* **What to work on**
Check each line of the entries below for the string "your"; copy every line where it appears.

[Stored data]
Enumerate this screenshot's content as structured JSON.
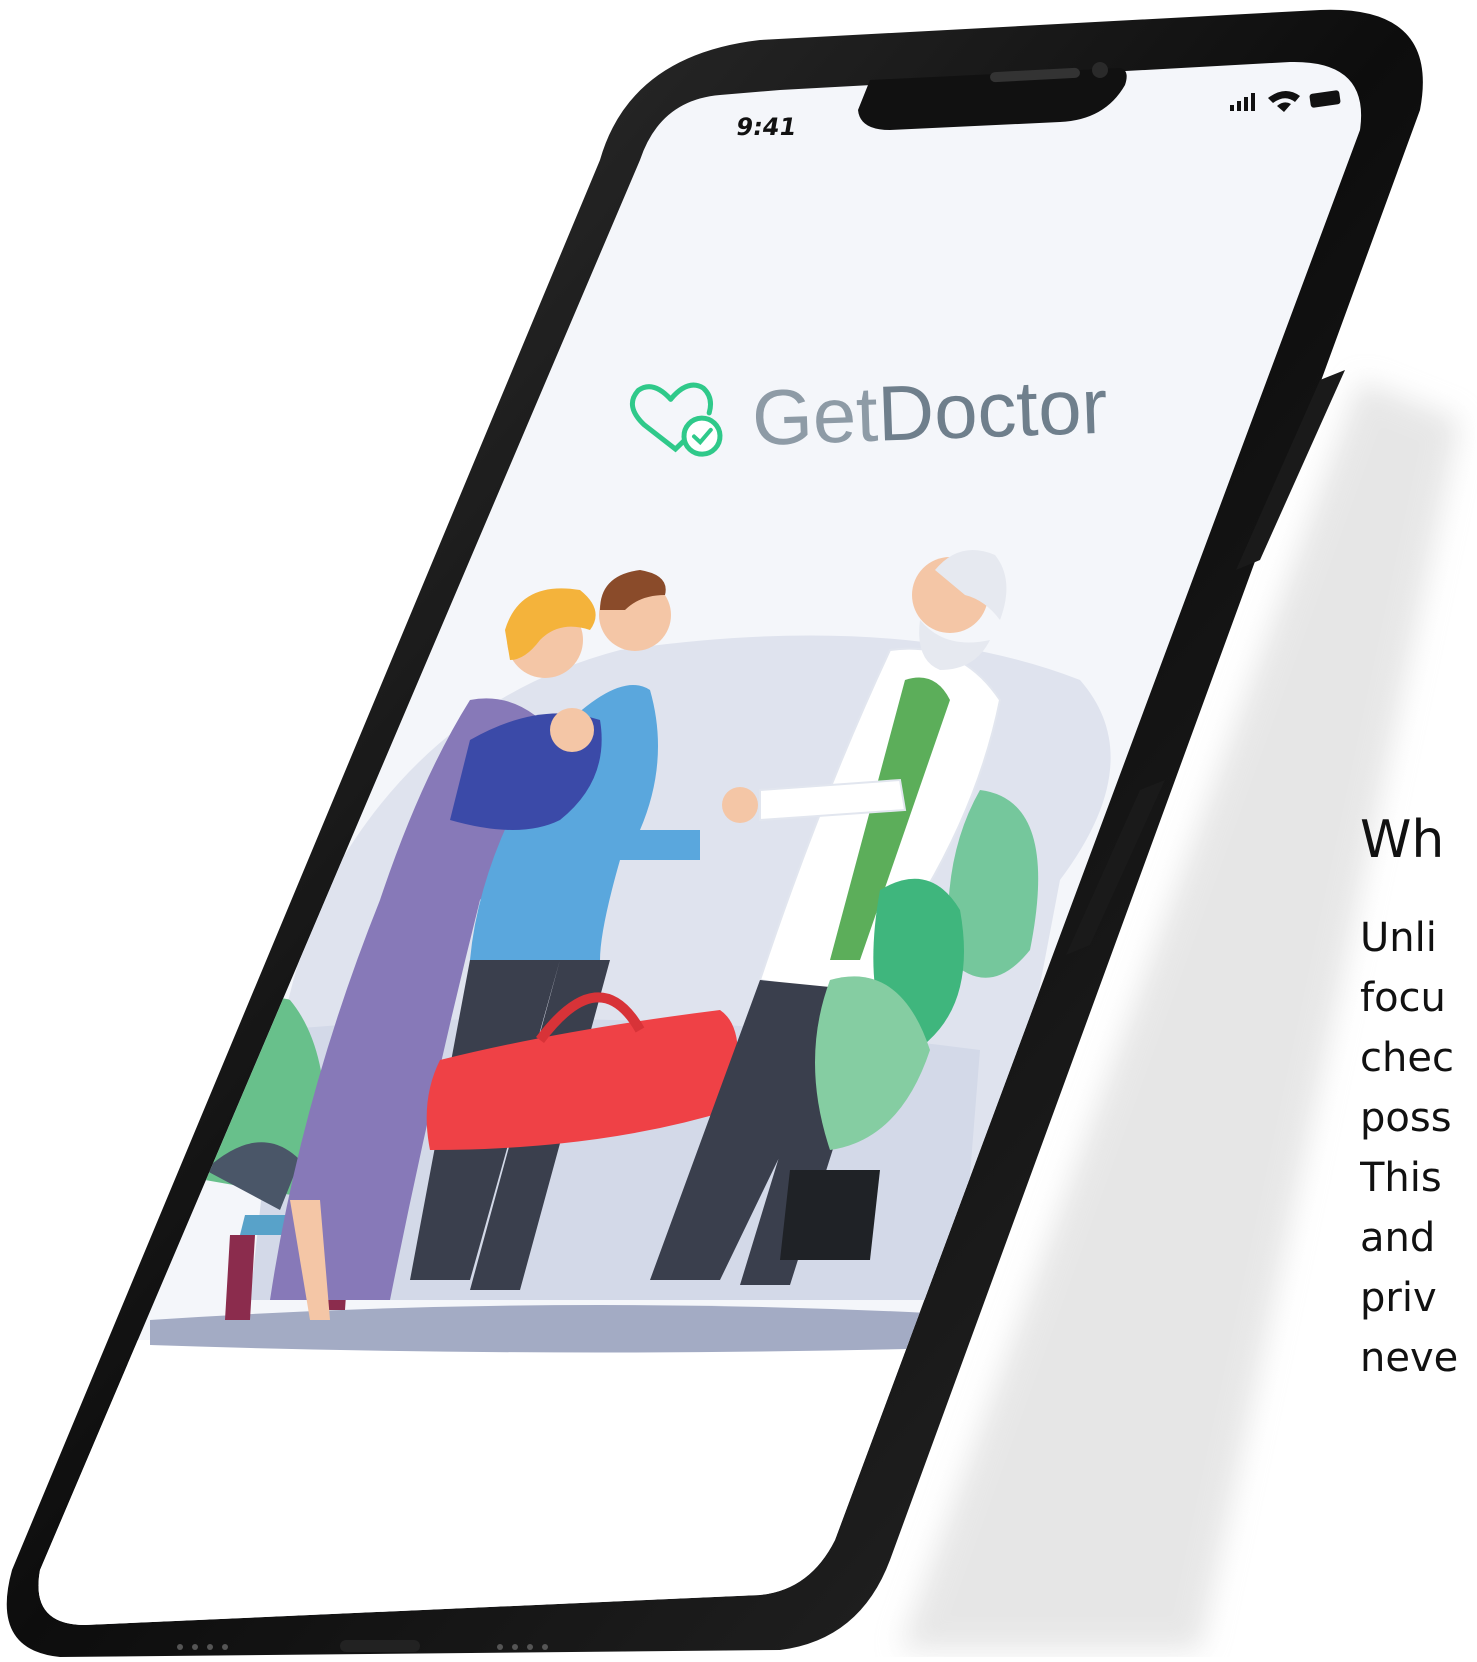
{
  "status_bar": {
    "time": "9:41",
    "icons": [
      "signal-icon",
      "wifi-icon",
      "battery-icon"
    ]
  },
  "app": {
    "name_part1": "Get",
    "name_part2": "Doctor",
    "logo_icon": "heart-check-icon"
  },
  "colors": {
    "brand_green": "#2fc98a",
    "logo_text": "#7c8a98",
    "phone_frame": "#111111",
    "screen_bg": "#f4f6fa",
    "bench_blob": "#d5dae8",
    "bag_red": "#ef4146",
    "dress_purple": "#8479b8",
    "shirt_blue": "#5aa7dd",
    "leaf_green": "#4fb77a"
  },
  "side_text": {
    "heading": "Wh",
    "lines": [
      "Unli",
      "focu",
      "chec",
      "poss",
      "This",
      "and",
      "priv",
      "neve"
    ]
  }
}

--

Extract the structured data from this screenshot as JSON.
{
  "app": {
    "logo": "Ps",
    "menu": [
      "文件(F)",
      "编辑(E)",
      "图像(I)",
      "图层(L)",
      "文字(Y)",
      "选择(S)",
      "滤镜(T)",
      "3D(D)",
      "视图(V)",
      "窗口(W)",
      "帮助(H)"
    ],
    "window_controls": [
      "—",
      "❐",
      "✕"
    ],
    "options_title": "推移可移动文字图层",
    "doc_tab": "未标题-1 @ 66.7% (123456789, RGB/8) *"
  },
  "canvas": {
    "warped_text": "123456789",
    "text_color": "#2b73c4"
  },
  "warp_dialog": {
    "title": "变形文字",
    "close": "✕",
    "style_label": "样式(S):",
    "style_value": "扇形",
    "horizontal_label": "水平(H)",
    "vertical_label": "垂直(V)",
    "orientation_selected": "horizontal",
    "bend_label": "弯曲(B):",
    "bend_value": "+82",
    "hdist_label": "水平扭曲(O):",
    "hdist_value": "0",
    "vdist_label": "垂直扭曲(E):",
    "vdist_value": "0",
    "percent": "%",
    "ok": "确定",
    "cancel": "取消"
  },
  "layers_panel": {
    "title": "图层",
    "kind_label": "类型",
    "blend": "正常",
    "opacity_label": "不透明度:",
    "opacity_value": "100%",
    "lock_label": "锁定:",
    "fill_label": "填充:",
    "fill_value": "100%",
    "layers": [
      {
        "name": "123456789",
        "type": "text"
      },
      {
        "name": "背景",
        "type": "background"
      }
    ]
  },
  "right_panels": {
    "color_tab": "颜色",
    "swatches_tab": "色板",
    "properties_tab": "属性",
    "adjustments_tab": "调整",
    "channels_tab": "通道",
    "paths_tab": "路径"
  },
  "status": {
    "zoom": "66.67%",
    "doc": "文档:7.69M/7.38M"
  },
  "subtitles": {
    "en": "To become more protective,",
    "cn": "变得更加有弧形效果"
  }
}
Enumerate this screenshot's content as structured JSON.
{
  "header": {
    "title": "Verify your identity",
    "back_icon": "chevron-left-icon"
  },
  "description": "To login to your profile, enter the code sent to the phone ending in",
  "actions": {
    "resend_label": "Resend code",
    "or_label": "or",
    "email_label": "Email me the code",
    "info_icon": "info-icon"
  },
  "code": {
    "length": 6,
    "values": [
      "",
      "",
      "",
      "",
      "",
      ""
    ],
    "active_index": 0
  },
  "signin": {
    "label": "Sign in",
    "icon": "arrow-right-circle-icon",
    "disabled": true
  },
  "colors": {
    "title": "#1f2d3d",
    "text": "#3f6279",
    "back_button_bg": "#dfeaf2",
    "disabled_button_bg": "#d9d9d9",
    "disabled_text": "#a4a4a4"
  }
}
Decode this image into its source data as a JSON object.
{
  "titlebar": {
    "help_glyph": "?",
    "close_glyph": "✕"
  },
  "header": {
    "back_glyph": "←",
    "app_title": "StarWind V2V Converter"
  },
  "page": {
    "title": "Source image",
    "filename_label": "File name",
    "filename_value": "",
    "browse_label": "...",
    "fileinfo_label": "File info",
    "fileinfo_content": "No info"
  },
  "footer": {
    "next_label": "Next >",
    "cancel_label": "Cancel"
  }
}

==

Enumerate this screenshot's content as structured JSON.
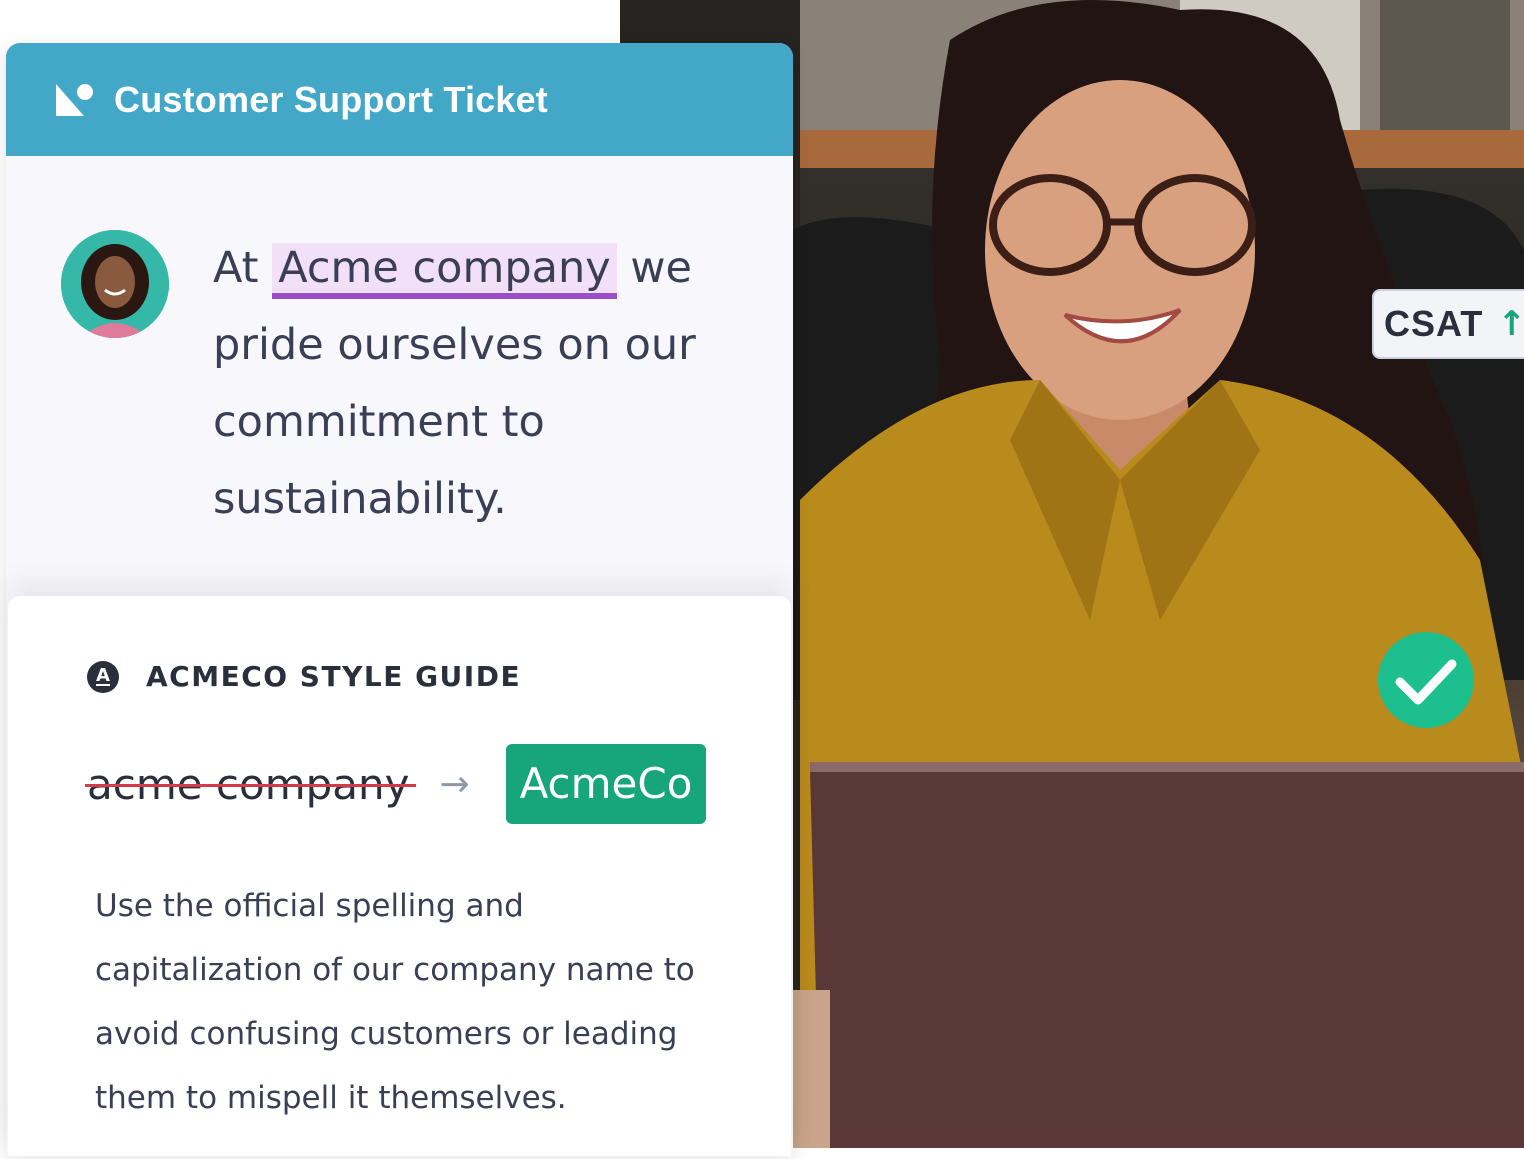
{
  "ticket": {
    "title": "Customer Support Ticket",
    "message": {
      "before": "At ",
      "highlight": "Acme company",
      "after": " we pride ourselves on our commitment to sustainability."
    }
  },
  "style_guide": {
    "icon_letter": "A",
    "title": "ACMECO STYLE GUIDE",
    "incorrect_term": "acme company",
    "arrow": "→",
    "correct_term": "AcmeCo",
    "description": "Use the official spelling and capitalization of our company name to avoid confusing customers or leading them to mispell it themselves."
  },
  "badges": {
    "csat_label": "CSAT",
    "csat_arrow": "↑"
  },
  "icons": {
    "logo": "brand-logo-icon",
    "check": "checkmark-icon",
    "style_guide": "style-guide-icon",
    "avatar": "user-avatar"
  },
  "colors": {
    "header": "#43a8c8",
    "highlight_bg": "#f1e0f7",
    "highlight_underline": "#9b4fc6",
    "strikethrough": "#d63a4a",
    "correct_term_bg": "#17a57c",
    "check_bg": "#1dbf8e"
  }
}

* **Exercise solution**
    "title": "Verify your identity",
  "description": "To login to your profile, enter the code sent to the phone ending in",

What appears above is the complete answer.